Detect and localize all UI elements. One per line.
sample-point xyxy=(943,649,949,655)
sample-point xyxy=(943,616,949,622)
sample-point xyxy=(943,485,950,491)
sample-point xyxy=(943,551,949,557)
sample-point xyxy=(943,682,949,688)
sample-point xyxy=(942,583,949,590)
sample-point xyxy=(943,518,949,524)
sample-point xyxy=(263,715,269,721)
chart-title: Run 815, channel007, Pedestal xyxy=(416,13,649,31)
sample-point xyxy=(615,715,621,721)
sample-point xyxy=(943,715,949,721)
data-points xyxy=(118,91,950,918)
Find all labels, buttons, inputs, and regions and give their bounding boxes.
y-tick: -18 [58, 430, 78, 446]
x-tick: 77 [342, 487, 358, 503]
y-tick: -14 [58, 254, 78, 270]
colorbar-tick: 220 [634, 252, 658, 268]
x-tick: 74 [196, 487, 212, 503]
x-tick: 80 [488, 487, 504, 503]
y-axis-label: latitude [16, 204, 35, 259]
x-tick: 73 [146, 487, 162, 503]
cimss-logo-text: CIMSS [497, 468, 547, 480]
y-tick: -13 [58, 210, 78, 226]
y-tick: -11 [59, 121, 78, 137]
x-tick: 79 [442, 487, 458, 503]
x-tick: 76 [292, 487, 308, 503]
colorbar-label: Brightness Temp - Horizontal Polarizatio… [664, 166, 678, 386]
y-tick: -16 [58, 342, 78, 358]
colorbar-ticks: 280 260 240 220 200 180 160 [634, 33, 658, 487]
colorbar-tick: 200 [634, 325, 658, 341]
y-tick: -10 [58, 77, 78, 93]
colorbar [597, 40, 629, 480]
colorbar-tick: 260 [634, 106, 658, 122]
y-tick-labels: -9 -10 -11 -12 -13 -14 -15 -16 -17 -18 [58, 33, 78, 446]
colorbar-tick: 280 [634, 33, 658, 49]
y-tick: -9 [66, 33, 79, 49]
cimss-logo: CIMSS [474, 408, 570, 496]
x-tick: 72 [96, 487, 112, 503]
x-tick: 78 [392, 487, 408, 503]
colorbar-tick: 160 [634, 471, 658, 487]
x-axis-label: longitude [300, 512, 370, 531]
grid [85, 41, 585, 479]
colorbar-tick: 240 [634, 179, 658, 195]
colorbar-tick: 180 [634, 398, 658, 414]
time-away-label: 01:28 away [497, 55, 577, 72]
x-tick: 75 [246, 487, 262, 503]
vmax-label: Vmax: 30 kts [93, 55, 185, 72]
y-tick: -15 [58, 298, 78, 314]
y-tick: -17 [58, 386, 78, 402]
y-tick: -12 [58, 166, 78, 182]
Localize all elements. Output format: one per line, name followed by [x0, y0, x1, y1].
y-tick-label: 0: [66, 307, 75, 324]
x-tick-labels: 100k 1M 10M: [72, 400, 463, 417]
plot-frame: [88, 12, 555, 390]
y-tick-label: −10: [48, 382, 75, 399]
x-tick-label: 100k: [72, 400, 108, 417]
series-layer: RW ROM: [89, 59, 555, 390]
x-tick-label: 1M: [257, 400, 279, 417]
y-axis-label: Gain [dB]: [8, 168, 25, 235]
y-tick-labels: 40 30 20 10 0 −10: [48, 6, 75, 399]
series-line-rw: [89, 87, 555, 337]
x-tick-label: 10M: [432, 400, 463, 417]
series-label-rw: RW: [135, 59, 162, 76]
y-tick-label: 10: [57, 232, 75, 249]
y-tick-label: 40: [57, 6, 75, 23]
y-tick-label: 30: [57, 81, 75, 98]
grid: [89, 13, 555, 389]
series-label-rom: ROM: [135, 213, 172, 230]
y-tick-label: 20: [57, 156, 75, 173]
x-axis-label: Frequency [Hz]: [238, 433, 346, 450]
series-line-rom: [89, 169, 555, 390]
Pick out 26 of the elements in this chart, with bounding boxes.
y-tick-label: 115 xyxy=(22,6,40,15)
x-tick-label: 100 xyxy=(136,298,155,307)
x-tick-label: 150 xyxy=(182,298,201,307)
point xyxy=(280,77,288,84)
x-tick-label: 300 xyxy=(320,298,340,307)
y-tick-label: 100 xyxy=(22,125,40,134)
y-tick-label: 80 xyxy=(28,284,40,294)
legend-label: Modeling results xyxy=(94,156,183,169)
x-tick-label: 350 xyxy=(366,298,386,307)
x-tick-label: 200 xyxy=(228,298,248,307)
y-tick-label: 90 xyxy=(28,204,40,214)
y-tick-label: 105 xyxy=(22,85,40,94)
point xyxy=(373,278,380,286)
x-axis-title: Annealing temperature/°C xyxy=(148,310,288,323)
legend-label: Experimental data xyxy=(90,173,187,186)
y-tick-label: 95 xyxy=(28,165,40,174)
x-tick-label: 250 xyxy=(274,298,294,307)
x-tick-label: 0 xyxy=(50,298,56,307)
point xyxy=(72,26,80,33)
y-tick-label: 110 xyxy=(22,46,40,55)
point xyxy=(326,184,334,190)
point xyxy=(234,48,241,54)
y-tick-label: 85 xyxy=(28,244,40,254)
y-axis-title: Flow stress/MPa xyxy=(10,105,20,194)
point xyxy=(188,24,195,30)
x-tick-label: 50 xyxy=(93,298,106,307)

Exercise
Can you echo back, with nothing changed, the lines from the very first one through the line containing "data-points xyxy=(118,91,950,918)", including both of those lines and nothing beyond them?

Solution below
Detect and localize all UI elements. One per line.
sample-point xyxy=(943,649,949,655)
sample-point xyxy=(943,616,949,622)
sample-point xyxy=(943,485,950,491)
sample-point xyxy=(943,551,949,557)
sample-point xyxy=(943,682,949,688)
sample-point xyxy=(942,583,949,590)
sample-point xyxy=(943,518,949,524)
sample-point xyxy=(263,715,269,721)
chart-title: Run 815, channel007, Pedestal xyxy=(416,13,649,31)
sample-point xyxy=(615,715,621,721)
sample-point xyxy=(943,715,949,721)
data-points xyxy=(118,91,950,918)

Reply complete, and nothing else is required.